In the entries that follow, find the word "where" and report each line it is on.

[Excerpt from a dataset]

- - - - - - -

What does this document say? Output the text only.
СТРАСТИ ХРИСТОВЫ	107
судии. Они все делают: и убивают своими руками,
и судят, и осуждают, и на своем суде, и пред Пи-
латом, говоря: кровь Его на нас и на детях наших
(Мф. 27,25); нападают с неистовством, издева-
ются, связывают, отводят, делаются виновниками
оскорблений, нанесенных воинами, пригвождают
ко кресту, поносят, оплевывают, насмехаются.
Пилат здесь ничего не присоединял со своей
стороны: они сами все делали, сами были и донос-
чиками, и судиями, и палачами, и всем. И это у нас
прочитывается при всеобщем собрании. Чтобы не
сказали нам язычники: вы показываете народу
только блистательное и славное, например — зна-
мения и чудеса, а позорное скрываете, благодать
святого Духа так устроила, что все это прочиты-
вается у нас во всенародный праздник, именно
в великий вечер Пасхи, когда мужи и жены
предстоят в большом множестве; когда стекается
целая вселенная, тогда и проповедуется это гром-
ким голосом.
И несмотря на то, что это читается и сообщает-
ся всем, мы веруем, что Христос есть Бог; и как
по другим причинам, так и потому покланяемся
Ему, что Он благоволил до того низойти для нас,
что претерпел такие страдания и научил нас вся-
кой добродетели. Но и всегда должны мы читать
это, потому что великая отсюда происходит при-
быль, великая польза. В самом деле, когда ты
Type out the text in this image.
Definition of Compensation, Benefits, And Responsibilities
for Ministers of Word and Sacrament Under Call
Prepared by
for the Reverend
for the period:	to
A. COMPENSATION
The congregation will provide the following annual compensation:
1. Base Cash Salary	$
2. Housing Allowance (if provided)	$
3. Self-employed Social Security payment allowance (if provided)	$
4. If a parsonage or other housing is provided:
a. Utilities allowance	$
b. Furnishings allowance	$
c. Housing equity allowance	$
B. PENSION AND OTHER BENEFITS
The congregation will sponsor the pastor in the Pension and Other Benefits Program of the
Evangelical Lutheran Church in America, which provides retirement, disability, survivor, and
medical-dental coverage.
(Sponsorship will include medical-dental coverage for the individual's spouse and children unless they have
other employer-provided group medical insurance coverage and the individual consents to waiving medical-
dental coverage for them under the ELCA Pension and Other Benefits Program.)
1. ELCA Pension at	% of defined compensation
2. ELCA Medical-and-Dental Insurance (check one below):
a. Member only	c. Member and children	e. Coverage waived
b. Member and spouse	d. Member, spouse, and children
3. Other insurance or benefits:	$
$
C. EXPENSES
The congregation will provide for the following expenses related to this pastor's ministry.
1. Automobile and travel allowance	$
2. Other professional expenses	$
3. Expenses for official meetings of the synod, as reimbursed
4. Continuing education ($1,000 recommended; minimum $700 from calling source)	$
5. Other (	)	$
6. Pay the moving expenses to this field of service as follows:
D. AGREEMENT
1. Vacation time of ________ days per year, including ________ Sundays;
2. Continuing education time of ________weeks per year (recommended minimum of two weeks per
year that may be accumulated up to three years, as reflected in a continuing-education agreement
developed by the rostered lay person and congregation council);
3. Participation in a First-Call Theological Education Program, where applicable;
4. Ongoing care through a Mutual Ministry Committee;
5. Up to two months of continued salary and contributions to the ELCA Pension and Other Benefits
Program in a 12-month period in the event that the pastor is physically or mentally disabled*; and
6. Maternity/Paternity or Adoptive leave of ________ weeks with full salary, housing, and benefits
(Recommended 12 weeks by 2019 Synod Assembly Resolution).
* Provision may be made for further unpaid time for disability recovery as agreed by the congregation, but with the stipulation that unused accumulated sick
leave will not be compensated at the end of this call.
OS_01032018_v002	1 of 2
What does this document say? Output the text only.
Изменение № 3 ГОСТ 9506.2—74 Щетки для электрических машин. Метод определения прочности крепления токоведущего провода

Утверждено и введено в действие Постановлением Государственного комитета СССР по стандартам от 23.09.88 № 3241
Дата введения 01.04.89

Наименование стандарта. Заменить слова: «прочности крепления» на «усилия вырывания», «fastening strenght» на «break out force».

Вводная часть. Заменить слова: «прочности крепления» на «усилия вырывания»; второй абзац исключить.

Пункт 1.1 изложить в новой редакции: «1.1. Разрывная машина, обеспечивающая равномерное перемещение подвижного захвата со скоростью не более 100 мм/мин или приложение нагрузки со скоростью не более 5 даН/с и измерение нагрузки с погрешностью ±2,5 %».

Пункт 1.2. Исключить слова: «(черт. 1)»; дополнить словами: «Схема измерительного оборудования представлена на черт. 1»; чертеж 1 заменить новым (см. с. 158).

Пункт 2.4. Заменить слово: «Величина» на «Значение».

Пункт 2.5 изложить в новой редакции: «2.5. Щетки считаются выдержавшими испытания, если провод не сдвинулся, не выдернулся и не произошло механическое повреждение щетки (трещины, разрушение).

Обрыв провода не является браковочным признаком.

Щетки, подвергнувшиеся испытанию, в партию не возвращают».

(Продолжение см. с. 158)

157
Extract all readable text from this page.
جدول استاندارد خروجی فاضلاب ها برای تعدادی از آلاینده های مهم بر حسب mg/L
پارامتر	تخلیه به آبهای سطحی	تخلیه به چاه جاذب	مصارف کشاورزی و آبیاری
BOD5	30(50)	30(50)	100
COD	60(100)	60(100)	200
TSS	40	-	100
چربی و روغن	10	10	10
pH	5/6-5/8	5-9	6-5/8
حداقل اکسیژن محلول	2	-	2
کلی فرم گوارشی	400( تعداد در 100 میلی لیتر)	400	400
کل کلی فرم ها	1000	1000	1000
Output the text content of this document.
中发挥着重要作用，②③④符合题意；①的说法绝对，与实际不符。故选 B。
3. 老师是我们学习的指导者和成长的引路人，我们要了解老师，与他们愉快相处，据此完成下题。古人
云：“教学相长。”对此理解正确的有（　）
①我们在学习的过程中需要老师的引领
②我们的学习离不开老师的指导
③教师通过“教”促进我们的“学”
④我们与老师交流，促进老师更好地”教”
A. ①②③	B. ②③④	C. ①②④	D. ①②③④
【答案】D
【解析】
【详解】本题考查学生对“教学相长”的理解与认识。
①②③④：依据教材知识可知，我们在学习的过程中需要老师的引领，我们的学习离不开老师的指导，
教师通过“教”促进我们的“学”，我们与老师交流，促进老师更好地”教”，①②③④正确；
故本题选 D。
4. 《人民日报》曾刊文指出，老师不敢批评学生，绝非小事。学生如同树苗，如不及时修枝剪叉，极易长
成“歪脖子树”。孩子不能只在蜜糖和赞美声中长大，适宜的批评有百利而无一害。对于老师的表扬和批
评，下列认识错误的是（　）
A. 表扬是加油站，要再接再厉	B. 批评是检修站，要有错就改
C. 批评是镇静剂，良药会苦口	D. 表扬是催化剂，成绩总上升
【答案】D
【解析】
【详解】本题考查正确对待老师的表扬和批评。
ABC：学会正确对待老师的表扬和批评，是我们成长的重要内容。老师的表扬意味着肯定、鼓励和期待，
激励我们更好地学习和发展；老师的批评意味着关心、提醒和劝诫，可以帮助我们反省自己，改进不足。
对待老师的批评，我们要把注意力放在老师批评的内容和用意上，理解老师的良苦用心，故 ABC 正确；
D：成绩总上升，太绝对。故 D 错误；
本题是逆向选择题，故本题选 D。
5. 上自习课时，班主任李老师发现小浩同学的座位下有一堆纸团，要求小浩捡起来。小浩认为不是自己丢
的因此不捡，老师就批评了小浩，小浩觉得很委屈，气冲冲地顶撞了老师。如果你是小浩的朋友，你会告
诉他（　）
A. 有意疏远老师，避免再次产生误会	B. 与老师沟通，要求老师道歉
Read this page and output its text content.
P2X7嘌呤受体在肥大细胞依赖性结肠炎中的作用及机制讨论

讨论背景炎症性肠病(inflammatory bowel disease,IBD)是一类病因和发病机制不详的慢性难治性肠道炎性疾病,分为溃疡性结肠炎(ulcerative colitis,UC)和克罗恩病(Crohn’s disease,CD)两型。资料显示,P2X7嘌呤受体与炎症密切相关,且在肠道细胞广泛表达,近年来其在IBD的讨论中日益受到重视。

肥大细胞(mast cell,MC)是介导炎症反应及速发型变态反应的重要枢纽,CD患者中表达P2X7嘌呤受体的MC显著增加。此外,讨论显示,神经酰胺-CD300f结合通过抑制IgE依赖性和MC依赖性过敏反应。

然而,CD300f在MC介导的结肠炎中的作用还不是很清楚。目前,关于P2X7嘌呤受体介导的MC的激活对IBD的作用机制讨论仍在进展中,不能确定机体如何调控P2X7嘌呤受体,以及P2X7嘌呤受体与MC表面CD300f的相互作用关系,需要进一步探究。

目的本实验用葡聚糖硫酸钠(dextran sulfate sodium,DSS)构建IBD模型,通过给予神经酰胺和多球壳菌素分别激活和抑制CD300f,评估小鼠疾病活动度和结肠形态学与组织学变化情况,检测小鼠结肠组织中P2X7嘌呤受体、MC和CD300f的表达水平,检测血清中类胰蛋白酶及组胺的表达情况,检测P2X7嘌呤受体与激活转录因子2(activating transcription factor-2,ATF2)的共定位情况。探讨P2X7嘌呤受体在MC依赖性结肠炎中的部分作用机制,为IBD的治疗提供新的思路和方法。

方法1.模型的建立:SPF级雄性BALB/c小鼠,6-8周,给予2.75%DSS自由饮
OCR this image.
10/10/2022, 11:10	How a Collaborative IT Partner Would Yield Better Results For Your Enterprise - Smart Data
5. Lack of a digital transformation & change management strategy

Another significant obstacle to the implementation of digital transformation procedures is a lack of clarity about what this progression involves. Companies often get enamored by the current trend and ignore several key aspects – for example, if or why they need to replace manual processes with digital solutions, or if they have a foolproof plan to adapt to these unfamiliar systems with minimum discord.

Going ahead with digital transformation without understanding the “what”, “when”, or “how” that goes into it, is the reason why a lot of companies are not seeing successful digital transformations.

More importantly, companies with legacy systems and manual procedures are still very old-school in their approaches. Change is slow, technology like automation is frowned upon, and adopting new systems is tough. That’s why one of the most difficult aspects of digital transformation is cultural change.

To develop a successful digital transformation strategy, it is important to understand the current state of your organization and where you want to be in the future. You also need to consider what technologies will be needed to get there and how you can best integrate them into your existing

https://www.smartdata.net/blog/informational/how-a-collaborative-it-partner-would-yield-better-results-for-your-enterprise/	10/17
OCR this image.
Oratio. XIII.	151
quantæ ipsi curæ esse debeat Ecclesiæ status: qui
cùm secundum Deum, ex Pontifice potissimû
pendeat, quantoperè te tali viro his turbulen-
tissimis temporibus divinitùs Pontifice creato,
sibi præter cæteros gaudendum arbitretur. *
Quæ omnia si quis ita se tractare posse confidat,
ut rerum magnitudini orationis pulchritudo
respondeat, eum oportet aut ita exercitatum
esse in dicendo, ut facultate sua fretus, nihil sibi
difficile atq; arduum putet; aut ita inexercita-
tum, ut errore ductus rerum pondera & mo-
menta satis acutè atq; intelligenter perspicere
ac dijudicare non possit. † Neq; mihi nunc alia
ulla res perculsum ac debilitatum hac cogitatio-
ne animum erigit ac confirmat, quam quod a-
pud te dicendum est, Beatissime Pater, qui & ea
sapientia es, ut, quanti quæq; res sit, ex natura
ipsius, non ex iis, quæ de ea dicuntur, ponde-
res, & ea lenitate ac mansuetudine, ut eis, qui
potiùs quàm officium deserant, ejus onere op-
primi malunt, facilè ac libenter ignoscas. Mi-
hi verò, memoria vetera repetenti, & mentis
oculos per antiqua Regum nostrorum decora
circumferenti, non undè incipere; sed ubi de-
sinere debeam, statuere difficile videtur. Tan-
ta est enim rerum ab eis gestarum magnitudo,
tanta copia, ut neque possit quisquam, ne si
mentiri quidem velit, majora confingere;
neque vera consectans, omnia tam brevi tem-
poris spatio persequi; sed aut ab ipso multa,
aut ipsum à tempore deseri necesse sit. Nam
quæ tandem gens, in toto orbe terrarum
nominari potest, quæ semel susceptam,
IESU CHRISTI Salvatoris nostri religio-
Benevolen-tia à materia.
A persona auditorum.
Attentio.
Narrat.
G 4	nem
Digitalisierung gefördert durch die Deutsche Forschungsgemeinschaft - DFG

- - - - - - -

ANSWER IN FULL
3. Participation in a First-Call Theological Education Program, where applicable;
To develop a successful digital transformation strategy, it is important to understand the current state of your organization and where you want to be in the future. You also need to consider what technologies will be needed to get there and how you can best integrate them into your existing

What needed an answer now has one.